▶ Required task:
Gather up the lines with the word "writer" in them.

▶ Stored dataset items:
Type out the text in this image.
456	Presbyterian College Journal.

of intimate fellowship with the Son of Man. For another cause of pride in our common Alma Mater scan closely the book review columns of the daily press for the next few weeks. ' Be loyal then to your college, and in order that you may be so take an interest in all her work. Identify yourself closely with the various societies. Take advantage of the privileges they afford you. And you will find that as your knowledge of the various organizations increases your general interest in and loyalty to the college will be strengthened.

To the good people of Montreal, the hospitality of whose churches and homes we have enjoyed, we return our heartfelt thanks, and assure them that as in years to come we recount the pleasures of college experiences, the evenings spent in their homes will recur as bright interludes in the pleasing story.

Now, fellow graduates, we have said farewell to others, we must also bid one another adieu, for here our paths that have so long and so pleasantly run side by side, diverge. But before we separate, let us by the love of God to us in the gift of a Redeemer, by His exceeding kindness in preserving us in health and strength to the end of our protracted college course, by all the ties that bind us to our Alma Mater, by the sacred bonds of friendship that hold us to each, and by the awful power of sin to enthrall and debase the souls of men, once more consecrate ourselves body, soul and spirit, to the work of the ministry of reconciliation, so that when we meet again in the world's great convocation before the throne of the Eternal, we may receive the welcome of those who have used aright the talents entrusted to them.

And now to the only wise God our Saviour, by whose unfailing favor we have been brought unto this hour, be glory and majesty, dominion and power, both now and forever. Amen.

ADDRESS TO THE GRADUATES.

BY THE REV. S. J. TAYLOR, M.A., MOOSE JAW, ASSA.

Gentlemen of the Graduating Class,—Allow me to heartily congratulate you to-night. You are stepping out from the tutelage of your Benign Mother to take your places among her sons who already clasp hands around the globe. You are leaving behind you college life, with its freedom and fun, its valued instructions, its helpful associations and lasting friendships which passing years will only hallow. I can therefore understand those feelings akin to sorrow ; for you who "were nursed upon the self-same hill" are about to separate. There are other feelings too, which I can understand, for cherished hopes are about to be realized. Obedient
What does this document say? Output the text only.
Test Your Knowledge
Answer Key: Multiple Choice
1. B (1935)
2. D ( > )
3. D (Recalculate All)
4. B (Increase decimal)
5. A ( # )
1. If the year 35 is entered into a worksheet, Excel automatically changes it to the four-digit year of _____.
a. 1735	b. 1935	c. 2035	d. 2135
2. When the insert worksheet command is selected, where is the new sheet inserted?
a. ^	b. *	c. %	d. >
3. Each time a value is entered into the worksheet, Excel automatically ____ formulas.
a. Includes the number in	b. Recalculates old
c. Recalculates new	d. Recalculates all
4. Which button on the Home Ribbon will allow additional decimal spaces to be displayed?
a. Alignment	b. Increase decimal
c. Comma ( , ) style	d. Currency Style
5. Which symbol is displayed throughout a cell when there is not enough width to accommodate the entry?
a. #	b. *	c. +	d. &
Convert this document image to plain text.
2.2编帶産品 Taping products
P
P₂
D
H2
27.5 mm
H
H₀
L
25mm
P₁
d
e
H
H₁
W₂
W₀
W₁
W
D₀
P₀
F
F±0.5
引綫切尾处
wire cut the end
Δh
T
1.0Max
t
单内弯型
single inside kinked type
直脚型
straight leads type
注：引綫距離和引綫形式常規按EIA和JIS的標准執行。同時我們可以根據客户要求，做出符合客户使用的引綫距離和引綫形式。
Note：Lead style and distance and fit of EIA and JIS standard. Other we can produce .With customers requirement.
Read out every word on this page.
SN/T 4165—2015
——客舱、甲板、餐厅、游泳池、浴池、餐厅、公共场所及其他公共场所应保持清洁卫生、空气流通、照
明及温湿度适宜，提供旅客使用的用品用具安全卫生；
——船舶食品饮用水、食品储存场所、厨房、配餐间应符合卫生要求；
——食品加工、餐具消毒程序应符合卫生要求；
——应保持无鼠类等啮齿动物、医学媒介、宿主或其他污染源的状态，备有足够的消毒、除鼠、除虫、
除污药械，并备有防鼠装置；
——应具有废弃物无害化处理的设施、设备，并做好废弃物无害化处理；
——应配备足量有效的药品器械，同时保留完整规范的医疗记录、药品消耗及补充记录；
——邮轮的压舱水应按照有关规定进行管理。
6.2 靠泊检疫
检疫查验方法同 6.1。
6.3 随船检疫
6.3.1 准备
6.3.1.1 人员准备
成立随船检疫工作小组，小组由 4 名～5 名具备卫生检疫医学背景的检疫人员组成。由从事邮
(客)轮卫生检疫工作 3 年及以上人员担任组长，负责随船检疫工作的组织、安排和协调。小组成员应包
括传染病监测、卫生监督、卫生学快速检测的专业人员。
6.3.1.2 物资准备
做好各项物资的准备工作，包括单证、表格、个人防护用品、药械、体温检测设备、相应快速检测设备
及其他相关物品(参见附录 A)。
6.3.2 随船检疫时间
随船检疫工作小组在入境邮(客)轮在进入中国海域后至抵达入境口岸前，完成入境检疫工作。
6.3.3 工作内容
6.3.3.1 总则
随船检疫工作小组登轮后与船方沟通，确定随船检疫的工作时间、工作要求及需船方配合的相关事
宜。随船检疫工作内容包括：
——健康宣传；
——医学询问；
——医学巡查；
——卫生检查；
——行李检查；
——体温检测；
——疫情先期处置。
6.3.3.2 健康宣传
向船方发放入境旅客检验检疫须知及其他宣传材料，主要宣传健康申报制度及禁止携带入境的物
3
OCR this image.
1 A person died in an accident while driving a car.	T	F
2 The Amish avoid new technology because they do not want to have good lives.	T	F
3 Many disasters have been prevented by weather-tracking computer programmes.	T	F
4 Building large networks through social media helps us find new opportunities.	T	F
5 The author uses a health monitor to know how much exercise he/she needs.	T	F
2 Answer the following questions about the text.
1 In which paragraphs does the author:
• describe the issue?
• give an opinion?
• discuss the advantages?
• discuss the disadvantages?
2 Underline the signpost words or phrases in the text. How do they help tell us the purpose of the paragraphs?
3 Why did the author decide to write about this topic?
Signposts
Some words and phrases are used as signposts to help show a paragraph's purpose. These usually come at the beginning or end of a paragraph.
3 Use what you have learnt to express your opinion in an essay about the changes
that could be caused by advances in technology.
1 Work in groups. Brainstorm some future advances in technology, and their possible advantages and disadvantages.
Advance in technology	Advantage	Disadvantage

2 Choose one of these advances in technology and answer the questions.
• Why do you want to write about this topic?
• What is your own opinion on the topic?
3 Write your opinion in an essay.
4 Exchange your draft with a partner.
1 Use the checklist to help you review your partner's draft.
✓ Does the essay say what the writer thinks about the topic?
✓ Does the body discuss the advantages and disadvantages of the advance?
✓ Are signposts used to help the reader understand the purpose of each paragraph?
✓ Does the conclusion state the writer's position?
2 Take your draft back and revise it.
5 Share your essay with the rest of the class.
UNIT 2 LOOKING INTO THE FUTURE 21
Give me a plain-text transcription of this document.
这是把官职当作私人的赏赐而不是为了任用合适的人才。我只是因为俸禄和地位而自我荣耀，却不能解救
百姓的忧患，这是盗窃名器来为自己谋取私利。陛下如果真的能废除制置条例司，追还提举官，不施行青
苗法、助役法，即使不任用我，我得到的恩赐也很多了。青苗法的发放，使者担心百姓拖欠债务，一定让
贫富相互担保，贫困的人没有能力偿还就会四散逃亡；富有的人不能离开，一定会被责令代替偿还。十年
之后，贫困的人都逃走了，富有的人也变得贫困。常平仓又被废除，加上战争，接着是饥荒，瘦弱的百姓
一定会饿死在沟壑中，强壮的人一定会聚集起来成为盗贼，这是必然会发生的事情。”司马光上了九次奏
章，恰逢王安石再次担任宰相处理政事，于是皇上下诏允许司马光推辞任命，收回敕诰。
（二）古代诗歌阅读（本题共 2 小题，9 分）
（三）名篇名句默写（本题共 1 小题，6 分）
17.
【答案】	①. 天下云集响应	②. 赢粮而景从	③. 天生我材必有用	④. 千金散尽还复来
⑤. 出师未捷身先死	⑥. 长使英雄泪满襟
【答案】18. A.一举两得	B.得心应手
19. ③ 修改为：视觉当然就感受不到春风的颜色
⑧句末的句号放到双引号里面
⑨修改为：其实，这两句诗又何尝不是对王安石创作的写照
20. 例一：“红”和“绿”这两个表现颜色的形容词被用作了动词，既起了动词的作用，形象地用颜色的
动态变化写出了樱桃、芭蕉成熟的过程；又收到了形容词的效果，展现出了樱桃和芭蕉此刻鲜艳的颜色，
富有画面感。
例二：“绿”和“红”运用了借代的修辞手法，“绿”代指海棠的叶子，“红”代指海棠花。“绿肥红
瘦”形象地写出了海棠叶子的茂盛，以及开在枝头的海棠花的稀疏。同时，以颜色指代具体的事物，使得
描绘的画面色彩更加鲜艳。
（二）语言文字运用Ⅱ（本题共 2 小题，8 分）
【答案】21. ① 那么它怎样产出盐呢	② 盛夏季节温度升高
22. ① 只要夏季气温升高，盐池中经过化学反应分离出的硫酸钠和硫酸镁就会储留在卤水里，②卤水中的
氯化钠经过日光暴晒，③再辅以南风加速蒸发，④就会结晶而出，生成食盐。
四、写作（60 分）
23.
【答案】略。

▶ Answer for the task:
✓ Does the essay say what the writer thinks about the topic?
✓ Does the conclusion state the writer's position?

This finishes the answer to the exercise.